WHAT THIS TASK INVOLVES =>
Write out the entire listing below exactly as it appears, minus any pictures.

::::::::::

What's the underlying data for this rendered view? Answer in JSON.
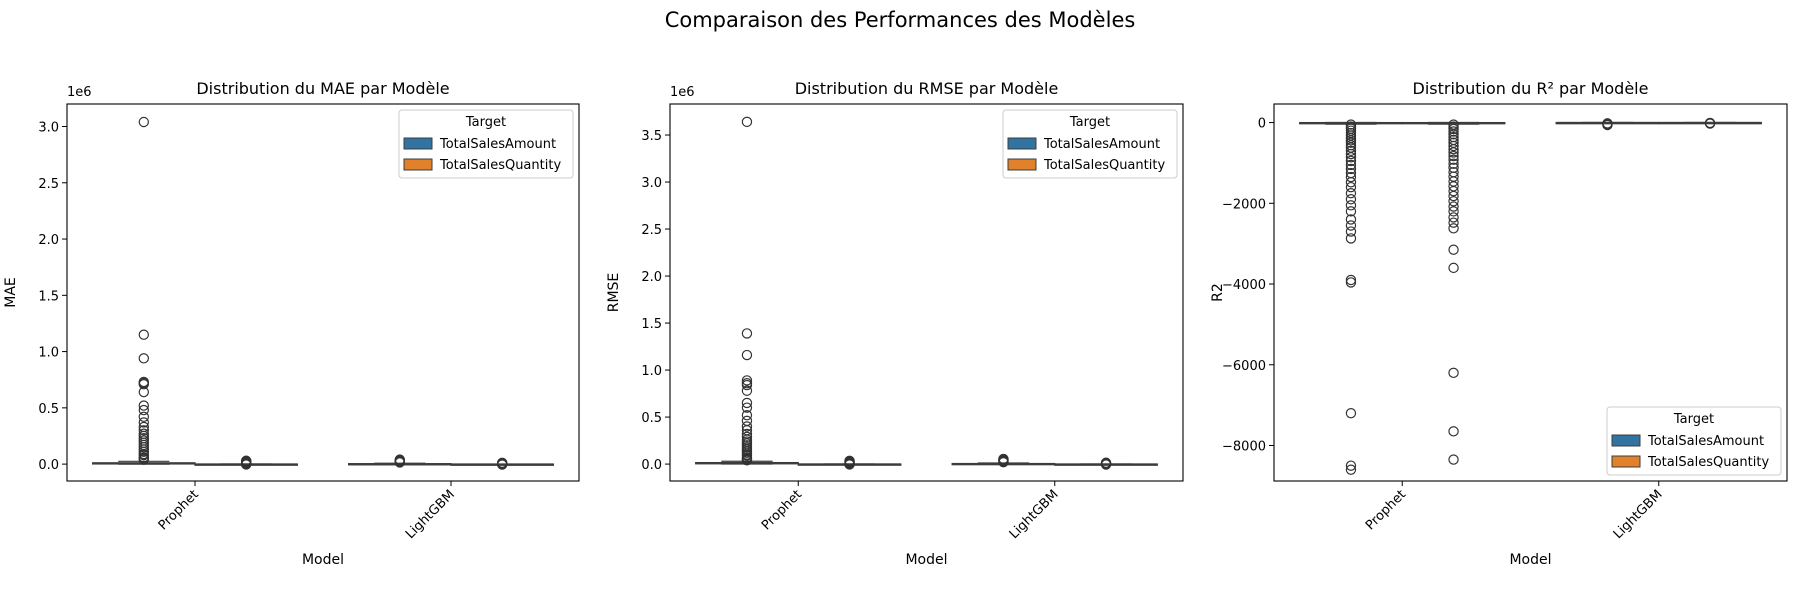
{
  "figure": {
    "suptitle": "Comparaison des Performances des Modèles",
    "colors": {
      "TotalSalesAmount": "#3274a1",
      "TotalSalesQuantity": "#e1812c",
      "outlier_edge": "#333333",
      "box_edge": "#3d3d3d"
    }
  },
  "chart_data": [
    {
      "type": "box",
      "title": "Distribution du MAE par Modèle",
      "xlabel": "Model",
      "ylabel": "MAE",
      "offset_text": "1e6",
      "ylim": [
        -0.15,
        3.2
      ],
      "yticks": [
        0.0,
        0.5,
        1.0,
        1.5,
        2.0,
        2.5,
        3.0
      ],
      "ytick_labels": [
        "0.0",
        "0.5",
        "1.0",
        "1.5",
        "2.0",
        "2.5",
        "3.0"
      ],
      "categories": [
        "Prophet",
        "LightGBM"
      ],
      "legend": {
        "title": "Target",
        "loc": "upper right",
        "entries": [
          "TotalSalesAmount",
          "TotalSalesQuantity"
        ]
      },
      "series": [
        {
          "name": "TotalSalesAmount",
          "boxes": [
            {
              "category": "Prophet",
              "min": 0.0,
              "q1": 0.002,
              "median": 0.005,
              "q3": 0.012,
              "max": 0.025,
              "outliers": [
                3.04,
                1.15,
                0.94,
                0.73,
                0.72,
                0.71,
                0.64,
                0.52,
                0.48,
                0.42,
                0.37,
                0.33,
                0.3,
                0.27,
                0.25,
                0.23,
                0.21,
                0.19,
                0.17,
                0.15,
                0.13,
                0.11,
                0.09,
                0.08,
                0.06,
                0.05,
                0.04
              ]
            },
            {
              "category": "LightGBM",
              "min": 0.0,
              "q1": 0.001,
              "median": 0.002,
              "q3": 0.004,
              "max": 0.008,
              "outliers": [
                0.04,
                0.035,
                0.03,
                0.025,
                0.02,
                0.015
              ]
            }
          ]
        },
        {
          "name": "TotalSalesQuantity",
          "boxes": [
            {
              "category": "Prophet",
              "min": 0.0,
              "q1": 0.0,
              "median": 0.0,
              "q3": 0.0005,
              "max": 0.001,
              "outliers": [
                0.03,
                0.025,
                0.02,
                0.015,
                0.01,
                0.005,
                -0.003
              ]
            },
            {
              "category": "LightGBM",
              "min": 0.0,
              "q1": 0.0,
              "median": 0.0,
              "q3": 0.0002,
              "max": 0.0005,
              "outliers": [
                0.012,
                0.008,
                0.004,
                0.0,
                -0.004
              ]
            }
          ]
        }
      ]
    },
    {
      "type": "box",
      "title": "Distribution du RMSE par Modèle",
      "xlabel": "Model",
      "ylabel": "RMSE",
      "offset_text": "1e6",
      "ylim": [
        -0.18,
        3.83
      ],
      "yticks": [
        0.0,
        0.5,
        1.0,
        1.5,
        2.0,
        2.5,
        3.0,
        3.5
      ],
      "ytick_labels": [
        "0.0",
        "0.5",
        "1.0",
        "1.5",
        "2.0",
        "2.5",
        "3.0",
        "3.5"
      ],
      "categories": [
        "Prophet",
        "LightGBM"
      ],
      "legend": {
        "title": "Target",
        "loc": "upper right",
        "entries": [
          "TotalSalesAmount",
          "TotalSalesQuantity"
        ]
      },
      "series": [
        {
          "name": "TotalSalesAmount",
          "boxes": [
            {
              "category": "Prophet",
              "min": 0.0,
              "q1": 0.003,
              "median": 0.007,
              "q3": 0.016,
              "max": 0.03,
              "outliers": [
                3.64,
                1.39,
                1.16,
                0.89,
                0.86,
                0.84,
                0.78,
                0.65,
                0.6,
                0.52,
                0.46,
                0.4,
                0.36,
                0.32,
                0.29,
                0.26,
                0.24,
                0.22,
                0.2,
                0.18,
                0.16,
                0.14,
                0.12,
                0.1,
                0.09,
                0.07,
                0.06,
                0.05,
                0.04
              ]
            },
            {
              "category": "LightGBM",
              "min": 0.0,
              "q1": 0.001,
              "median": 0.003,
              "q3": 0.006,
              "max": 0.012,
              "outliers": [
                0.055,
                0.045,
                0.04,
                0.033,
                0.026,
                0.02
              ]
            }
          ]
        },
        {
          "name": "TotalSalesQuantity",
          "boxes": [
            {
              "category": "Prophet",
              "min": 0.0,
              "q1": 0.0,
              "median": 0.0,
              "q3": 0.0006,
              "max": 0.0012,
              "outliers": [
                0.035,
                0.028,
                0.022,
                0.016,
                0.01,
                0.004,
                -0.004
              ]
            },
            {
              "category": "LightGBM",
              "min": 0.0,
              "q1": 0.0,
              "median": 0.0,
              "q3": 0.0002,
              "max": 0.0005,
              "outliers": [
                0.014,
                0.009,
                0.004,
                0.0,
                -0.005
              ]
            }
          ]
        }
      ]
    },
    {
      "type": "box",
      "title": "Distribution du R² par Modèle",
      "xlabel": "Model",
      "ylabel": "R2",
      "offset_text": "",
      "ylim": [
        -8880,
        460
      ],
      "yticks": [
        0,
        -2000,
        -4000,
        -6000,
        -8000
      ],
      "ytick_labels": [
        "0",
        "−2000",
        "−4000",
        "−6000",
        "−8000"
      ],
      "categories": [
        "Prophet",
        "LightGBM"
      ],
      "legend": {
        "title": "Target",
        "loc": "lower right",
        "entries": [
          "TotalSalesAmount",
          "TotalSalesQuantity"
        ]
      },
      "series": [
        {
          "name": "TotalSalesAmount",
          "boxes": [
            {
              "category": "Prophet",
              "min": -40,
              "q1": -10,
              "median": -3,
              "q3": 0,
              "max": 1,
              "outliers": [
                -50,
                -100,
                -150,
                -200,
                -260,
                -320,
                -380,
                -440,
                -500,
                -560,
                -620,
                -700,
                -780,
                -860,
                -950,
                -1050,
                -1150,
                -1250,
                -1350,
                -1480,
                -1600,
                -1750,
                -1900,
                -2050,
                -2200,
                -2400,
                -2550,
                -2700,
                -2870,
                -3900,
                -3960,
                -7200,
                -8500,
                -8600
              ]
            },
            {
              "category": "LightGBM",
              "min": -5,
              "q1": -1,
              "median": 0,
              "q3": 0.5,
              "max": 1,
              "outliers": [
                -20,
                -40,
                -60
              ]
            }
          ]
        },
        {
          "name": "TotalSalesQuantity",
          "boxes": [
            {
              "category": "Prophet",
              "min": -40,
              "q1": -10,
              "median": -3,
              "q3": 0,
              "max": 1,
              "outliers": [
                -50,
                -100,
                -160,
                -220,
                -290,
                -360,
                -430,
                -500,
                -580,
                -660,
                -740,
                -830,
                -920,
                -1020,
                -1120,
                -1230,
                -1340,
                -1460,
                -1580,
                -1700,
                -1820,
                -1950,
                -2080,
                -2200,
                -2350,
                -2480,
                -2620,
                -3150,
                -3600,
                -6200,
                -7650,
                -8350
              ]
            },
            {
              "category": "LightGBM",
              "min": -5,
              "q1": -1,
              "median": 0,
              "q3": 0.5,
              "max": 1,
              "outliers": [
                -10,
                -25
              ]
            }
          ]
        }
      ]
    }
  ]
}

::::::::::

THE RESPONSE =>
What's the underlying data for this rendered view? Answer in JSON.
{
  "figure": {
    "suptitle": "Comparaison des Performances des Modèles",
    "colors": {
      "TotalSalesAmount": "#3274a1",
      "TotalSalesQuantity": "#e1812c",
      "outlier_edge": "#333333",
      "box_edge": "#3d3d3d"
    }
  },
  "chart_data": [
    {
      "type": "box",
      "title": "Distribution du MAE par Modèle",
      "xlabel": "Model",
      "ylabel": "MAE",
      "offset_text": "1e6",
      "ylim": [
        -0.15,
        3.2
      ],
      "yticks": [
        0.0,
        0.5,
        1.0,
        1.5,
        2.0,
        2.5,
        3.0
      ],
      "ytick_labels": [
        "0.0",
        "0.5",
        "1.0",
        "1.5",
        "2.0",
        "2.5",
        "3.0"
      ],
      "categories": [
        "Prophet",
        "LightGBM"
      ],
      "legend": {
        "title": "Target",
        "loc": "upper right",
        "entries": [
          "TotalSalesAmount",
          "TotalSalesQuantity"
        ]
      },
      "series": [
        {
          "name": "TotalSalesAmount",
          "boxes": [
            {
              "category": "Prophet",
              "min": 0.0,
              "q1": 0.002,
              "median": 0.005,
              "q3": 0.012,
              "max": 0.025,
              "outliers": [
                3.04,
                1.15,
                0.94,
                0.73,
                0.72,
                0.71,
                0.64,
                0.52,
                0.48,
                0.42,
                0.37,
                0.33,
                0.3,
                0.27,
                0.25,
                0.23,
                0.21,
                0.19,
                0.17,
                0.15,
                0.13,
                0.11,
                0.09,
                0.08,
                0.06,
                0.05,
                0.04
              ]
            },
            {
              "category": "LightGBM",
              "min": 0.0,
              "q1": 0.001,
              "median": 0.002,
              "q3": 0.004,
              "max": 0.008,
              "outliers": [
                0.04,
                0.035,
                0.03,
                0.025,
                0.02,
                0.015
              ]
            }
          ]
        },
        {
          "name": "TotalSalesQuantity",
          "boxes": [
            {
              "category": "Prophet",
              "min": 0.0,
              "q1": 0.0,
              "median": 0.0,
              "q3": 0.0005,
              "max": 0.001,
              "outliers": [
                0.03,
                0.025,
                0.02,
                0.015,
                0.01,
                0.005,
                -0.003
              ]
            },
            {
              "category": "LightGBM",
              "min": 0.0,
              "q1": 0.0,
              "median": 0.0,
              "q3": 0.0002,
              "max": 0.0005,
              "outliers": [
                0.012,
                0.008,
                0.004,
                0.0,
                -0.004
              ]
            }
          ]
        }
      ]
    },
    {
      "type": "box",
      "title": "Distribution du RMSE par Modèle",
      "xlabel": "Model",
      "ylabel": "RMSE",
      "offset_text": "1e6",
      "ylim": [
        -0.18,
        3.83
      ],
      "yticks": [
        0.0,
        0.5,
        1.0,
        1.5,
        2.0,
        2.5,
        3.0,
        3.5
      ],
      "ytick_labels": [
        "0.0",
        "0.5",
        "1.0",
        "1.5",
        "2.0",
        "2.5",
        "3.0",
        "3.5"
      ],
      "categories": [
        "Prophet",
        "LightGBM"
      ],
      "legend": {
        "title": "Target",
        "loc": "upper right",
        "entries": [
          "TotalSalesAmount",
          "TotalSalesQuantity"
        ]
      },
      "series": [
        {
          "name": "TotalSalesAmount",
          "boxes": [
            {
              "category": "Prophet",
              "min": 0.0,
              "q1": 0.003,
              "median": 0.007,
              "q3": 0.016,
              "max": 0.03,
              "outliers": [
                3.64,
                1.39,
                1.16,
                0.89,
                0.86,
                0.84,
                0.78,
                0.65,
                0.6,
                0.52,
                0.46,
                0.4,
                0.36,
                0.32,
                0.29,
                0.26,
                0.24,
                0.22,
                0.2,
                0.18,
                0.16,
                0.14,
                0.12,
                0.1,
                0.09,
                0.07,
                0.06,
                0.05,
                0.04
              ]
            },
            {
              "category": "LightGBM",
              "min": 0.0,
              "q1": 0.001,
              "median": 0.003,
              "q3": 0.006,
              "max": 0.012,
              "outliers": [
                0.055,
                0.045,
                0.04,
                0.033,
                0.026,
                0.02
              ]
            }
          ]
        },
        {
          "name": "TotalSalesQuantity",
          "boxes": [
            {
              "category": "Prophet",
              "min": 0.0,
              "q1": 0.0,
              "median": 0.0,
              "q3": 0.0006,
              "max": 0.0012,
              "outliers": [
                0.035,
                0.028,
                0.022,
                0.016,
                0.01,
                0.004,
                -0.004
              ]
            },
            {
              "category": "LightGBM",
              "min": 0.0,
              "q1": 0.0,
              "median": 0.0,
              "q3": 0.0002,
              "max": 0.0005,
              "outliers": [
                0.014,
                0.009,
                0.004,
                0.0,
                -0.005
              ]
            }
          ]
        }
      ]
    },
    {
      "type": "box",
      "title": "Distribution du R² par Modèle",
      "xlabel": "Model",
      "ylabel": "R2",
      "offset_text": "",
      "ylim": [
        -8880,
        460
      ],
      "yticks": [
        0,
        -2000,
        -4000,
        -6000,
        -8000
      ],
      "ytick_labels": [
        "0",
        "−2000",
        "−4000",
        "−6000",
        "−8000"
      ],
      "categories": [
        "Prophet",
        "LightGBM"
      ],
      "legend": {
        "title": "Target",
        "loc": "lower right",
        "entries": [
          "TotalSalesAmount",
          "TotalSalesQuantity"
        ]
      },
      "series": [
        {
          "name": "TotalSalesAmount",
          "boxes": [
            {
              "category": "Prophet",
              "min": -40,
              "q1": -10,
              "median": -3,
              "q3": 0,
              "max": 1,
              "outliers": [
                -50,
                -100,
                -150,
                -200,
                -260,
                -320,
                -380,
                -440,
                -500,
                -560,
                -620,
                -700,
                -780,
                -860,
                -950,
                -1050,
                -1150,
                -1250,
                -1350,
                -1480,
                -1600,
                -1750,
                -1900,
                -2050,
                -2200,
                -2400,
                -2550,
                -2700,
                -2870,
                -3900,
                -3960,
                -7200,
                -8500,
                -8600
              ]
            },
            {
              "category": "LightGBM",
              "min": -5,
              "q1": -1,
              "median": 0,
              "q3": 0.5,
              "max": 1,
              "outliers": [
                -20,
                -40,
                -60
              ]
            }
          ]
        },
        {
          "name": "TotalSalesQuantity",
          "boxes": [
            {
              "category": "Prophet",
              "min": -40,
              "q1": -10,
              "median": -3,
              "q3": 0,
              "max": 1,
              "outliers": [
                -50,
                -100,
                -160,
                -220,
                -290,
                -360,
                -430,
                -500,
                -580,
                -660,
                -740,
                -830,
                -920,
                -1020,
                -1120,
                -1230,
                -1340,
                -1460,
                -1580,
                -1700,
                -1820,
                -1950,
                -2080,
                -2200,
                -2350,
                -2480,
                -2620,
                -3150,
                -3600,
                -6200,
                -7650,
                -8350
              ]
            },
            {
              "category": "LightGBM",
              "min": -5,
              "q1": -1,
              "median": 0,
              "q3": 0.5,
              "max": 1,
              "outliers": [
                -10,
                -25
              ]
            }
          ]
        }
      ]
    }
  ]
}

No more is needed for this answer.